- [Exercise task]:
Within the listing below, locate all lines containing the word "Mann". Copy each one.

- [Records supplied]:
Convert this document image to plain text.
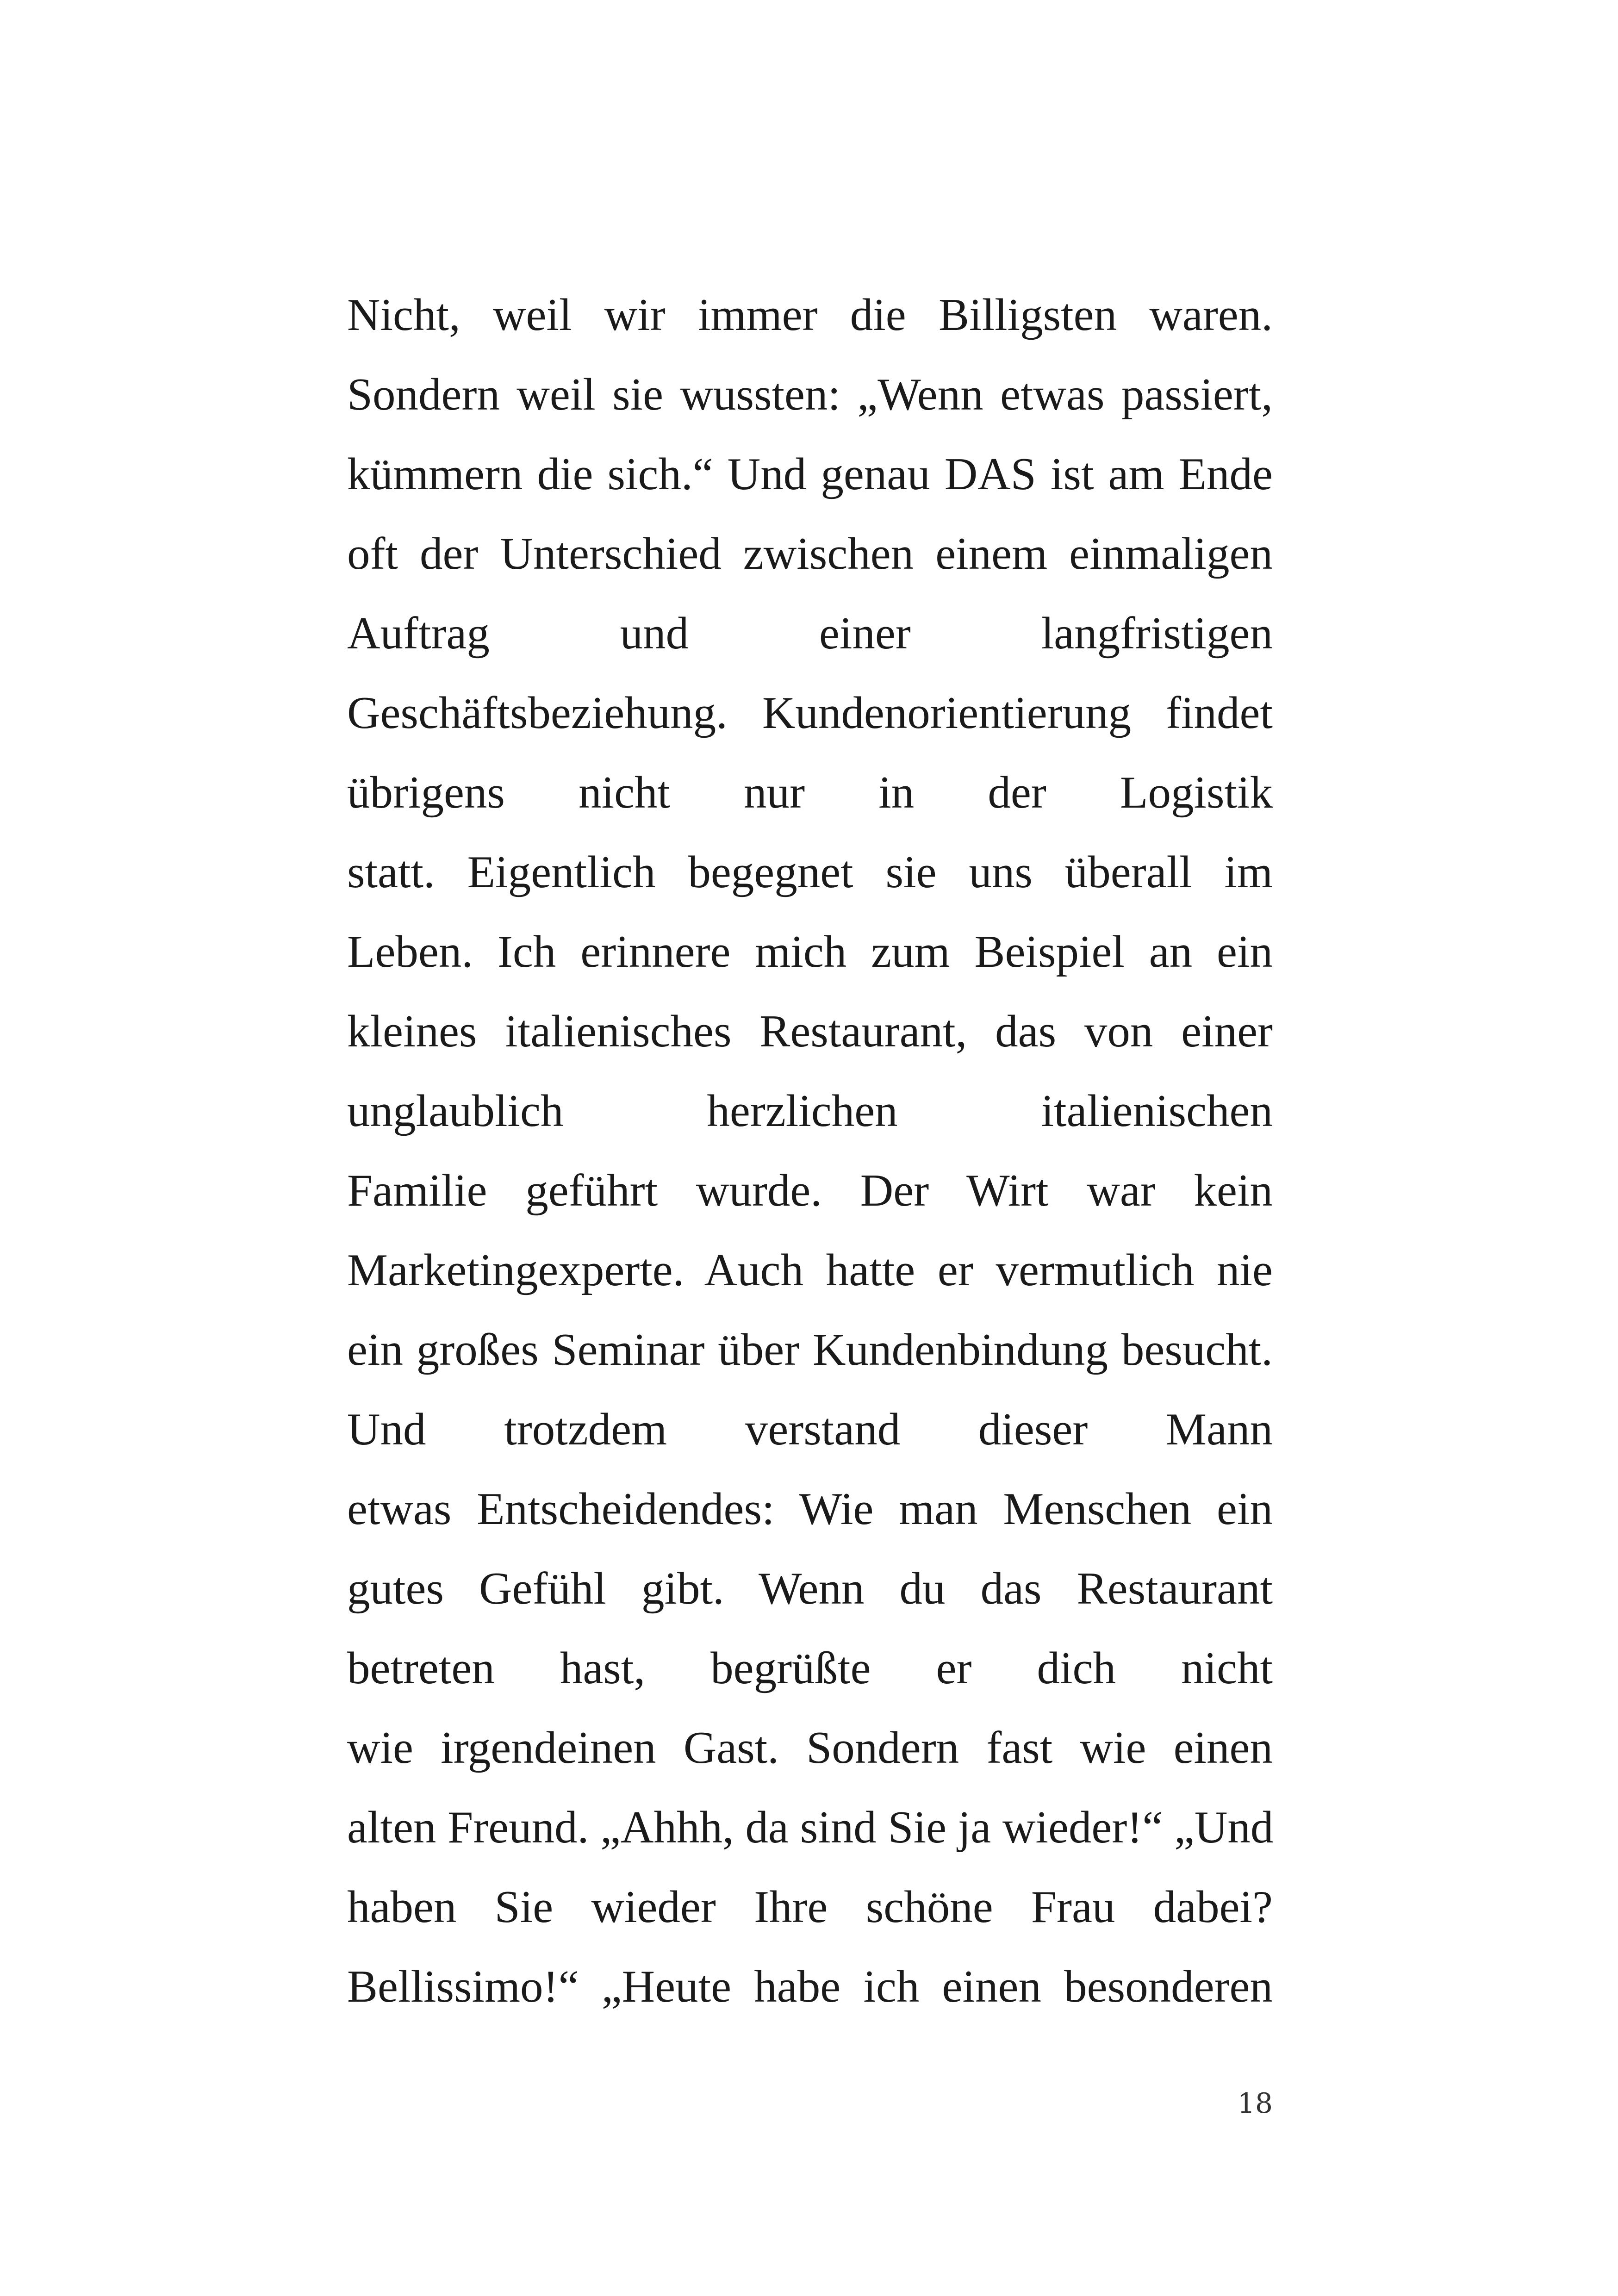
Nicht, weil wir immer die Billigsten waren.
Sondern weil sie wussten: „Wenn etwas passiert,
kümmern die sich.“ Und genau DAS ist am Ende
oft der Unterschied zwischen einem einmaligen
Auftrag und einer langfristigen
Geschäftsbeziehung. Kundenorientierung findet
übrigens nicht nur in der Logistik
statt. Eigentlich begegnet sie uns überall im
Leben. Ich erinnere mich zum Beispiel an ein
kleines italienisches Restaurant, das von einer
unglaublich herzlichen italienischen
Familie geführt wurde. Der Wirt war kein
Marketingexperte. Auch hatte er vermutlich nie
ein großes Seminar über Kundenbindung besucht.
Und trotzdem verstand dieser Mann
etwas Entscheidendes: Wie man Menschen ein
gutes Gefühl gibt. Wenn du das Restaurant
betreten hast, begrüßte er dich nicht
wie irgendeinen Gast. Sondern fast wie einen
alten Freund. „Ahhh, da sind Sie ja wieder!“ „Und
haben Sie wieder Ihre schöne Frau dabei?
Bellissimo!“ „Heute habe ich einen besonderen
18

* * *

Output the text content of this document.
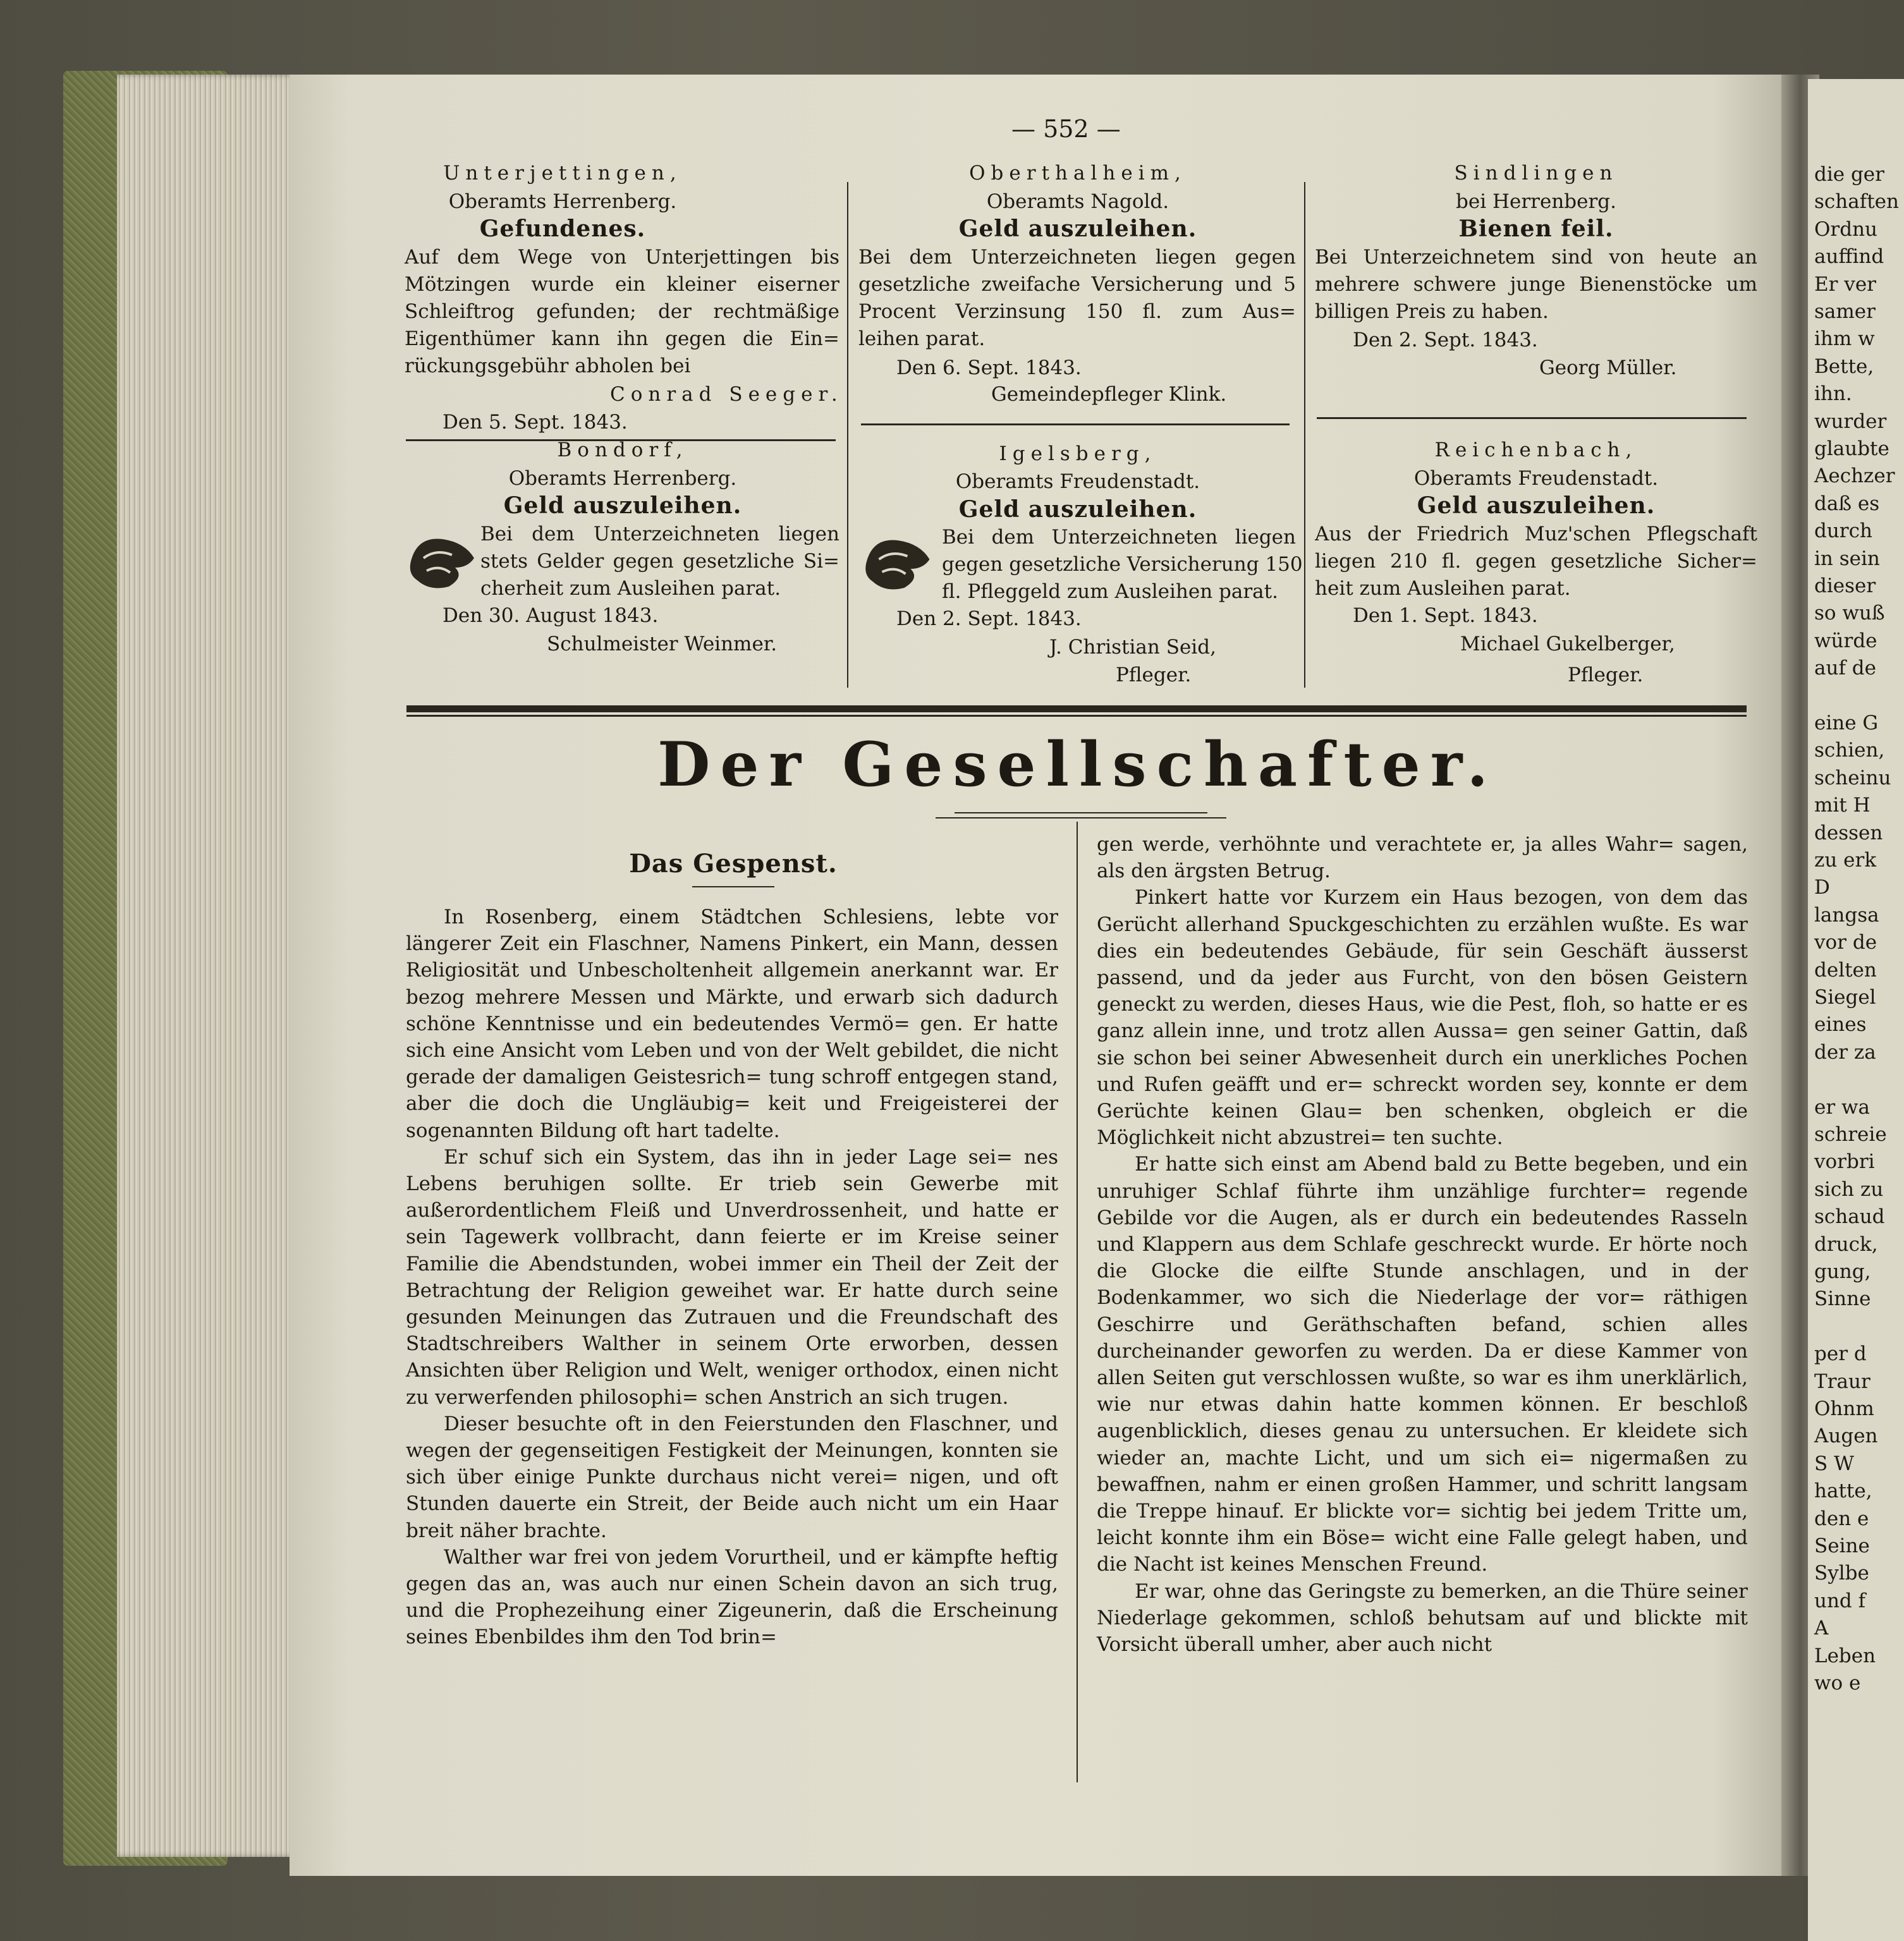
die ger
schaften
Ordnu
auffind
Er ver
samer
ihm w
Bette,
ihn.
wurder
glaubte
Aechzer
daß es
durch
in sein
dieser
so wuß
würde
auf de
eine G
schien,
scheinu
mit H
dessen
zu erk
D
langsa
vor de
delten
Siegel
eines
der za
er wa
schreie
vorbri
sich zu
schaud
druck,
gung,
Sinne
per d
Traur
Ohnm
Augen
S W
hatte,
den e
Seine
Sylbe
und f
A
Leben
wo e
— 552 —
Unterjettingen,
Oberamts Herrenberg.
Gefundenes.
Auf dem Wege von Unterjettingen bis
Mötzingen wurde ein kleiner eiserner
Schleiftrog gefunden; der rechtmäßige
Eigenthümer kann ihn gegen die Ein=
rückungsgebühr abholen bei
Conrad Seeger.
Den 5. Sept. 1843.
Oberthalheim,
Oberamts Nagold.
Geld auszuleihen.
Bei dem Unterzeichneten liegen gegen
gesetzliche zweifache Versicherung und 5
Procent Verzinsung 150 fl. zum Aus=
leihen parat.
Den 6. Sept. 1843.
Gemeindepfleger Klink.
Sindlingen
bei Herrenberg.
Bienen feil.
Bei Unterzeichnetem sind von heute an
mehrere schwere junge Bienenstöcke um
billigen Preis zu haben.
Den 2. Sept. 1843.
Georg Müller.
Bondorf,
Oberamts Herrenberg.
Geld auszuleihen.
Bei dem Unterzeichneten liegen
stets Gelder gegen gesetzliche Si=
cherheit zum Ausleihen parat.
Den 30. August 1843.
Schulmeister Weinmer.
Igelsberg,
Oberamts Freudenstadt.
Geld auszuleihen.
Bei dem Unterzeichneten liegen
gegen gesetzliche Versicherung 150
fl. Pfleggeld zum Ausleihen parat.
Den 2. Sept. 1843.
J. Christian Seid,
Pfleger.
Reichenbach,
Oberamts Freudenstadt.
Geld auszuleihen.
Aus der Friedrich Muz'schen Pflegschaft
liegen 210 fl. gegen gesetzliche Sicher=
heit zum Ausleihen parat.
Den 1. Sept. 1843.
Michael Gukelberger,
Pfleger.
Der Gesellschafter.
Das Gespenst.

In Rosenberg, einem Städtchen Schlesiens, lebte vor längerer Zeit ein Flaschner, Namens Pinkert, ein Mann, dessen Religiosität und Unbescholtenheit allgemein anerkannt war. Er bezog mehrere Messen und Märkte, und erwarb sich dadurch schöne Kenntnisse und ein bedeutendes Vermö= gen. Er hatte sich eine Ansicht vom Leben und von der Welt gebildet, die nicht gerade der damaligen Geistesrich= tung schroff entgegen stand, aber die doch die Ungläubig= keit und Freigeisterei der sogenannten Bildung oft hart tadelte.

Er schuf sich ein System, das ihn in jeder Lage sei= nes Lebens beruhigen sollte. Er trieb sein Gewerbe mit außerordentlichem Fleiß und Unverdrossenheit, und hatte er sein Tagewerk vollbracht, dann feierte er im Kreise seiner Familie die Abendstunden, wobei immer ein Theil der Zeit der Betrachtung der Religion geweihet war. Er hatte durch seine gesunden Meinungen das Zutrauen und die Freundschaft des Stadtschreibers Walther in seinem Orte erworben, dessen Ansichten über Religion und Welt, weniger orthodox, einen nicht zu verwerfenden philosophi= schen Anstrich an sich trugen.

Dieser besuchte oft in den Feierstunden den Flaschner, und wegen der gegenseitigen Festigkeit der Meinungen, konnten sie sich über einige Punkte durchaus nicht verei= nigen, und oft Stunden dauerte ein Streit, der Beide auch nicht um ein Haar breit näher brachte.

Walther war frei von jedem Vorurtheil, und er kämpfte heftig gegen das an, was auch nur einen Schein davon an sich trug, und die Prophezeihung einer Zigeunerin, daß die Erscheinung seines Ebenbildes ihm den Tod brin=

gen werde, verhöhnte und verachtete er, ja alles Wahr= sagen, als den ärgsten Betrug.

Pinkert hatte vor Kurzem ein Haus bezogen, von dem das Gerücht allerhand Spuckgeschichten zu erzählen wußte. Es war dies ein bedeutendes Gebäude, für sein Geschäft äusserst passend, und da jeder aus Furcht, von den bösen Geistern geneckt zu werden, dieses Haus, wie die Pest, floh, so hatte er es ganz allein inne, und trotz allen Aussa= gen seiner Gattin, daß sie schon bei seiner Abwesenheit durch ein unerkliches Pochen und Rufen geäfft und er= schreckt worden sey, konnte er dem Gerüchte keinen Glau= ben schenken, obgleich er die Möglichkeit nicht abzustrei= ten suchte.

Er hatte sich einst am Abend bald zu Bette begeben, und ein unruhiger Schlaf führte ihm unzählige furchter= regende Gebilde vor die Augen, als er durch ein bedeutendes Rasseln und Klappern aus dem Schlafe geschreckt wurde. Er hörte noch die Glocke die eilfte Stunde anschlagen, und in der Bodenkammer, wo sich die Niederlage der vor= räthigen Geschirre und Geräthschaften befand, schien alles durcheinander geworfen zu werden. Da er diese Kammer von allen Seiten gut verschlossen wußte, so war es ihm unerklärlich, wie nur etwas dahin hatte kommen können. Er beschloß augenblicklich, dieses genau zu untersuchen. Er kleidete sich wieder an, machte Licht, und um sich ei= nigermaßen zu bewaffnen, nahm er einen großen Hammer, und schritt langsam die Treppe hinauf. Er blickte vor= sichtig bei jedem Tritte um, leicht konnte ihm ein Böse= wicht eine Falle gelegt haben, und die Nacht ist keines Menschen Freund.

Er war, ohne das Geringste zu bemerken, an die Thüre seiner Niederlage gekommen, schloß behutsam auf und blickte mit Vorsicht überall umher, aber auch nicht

- [Output for this task]:
Und trotzdem verstand dieser Mann
In Rosenberg, einem Städtchen Schlesiens, lebte vor längerer Zeit ein Flaschner, Namens Pinkert, ein Mann, dessen Religiosität und Unbescholtenheit allgemein anerkannt war. Er bezog mehrere Messen und Märkte, und erwarb sich dadurch schöne Kenntnisse und ein bedeutendes Vermö= gen. Er hatte sich eine Ansicht vom Leben und von der Welt gebildet, die nicht gerade der damaligen Geistesrich= tung schroff entgegen stand, aber die doch die Ungläubig= keit und Freigeisterei der sogenannten Bildung oft hart tadelte.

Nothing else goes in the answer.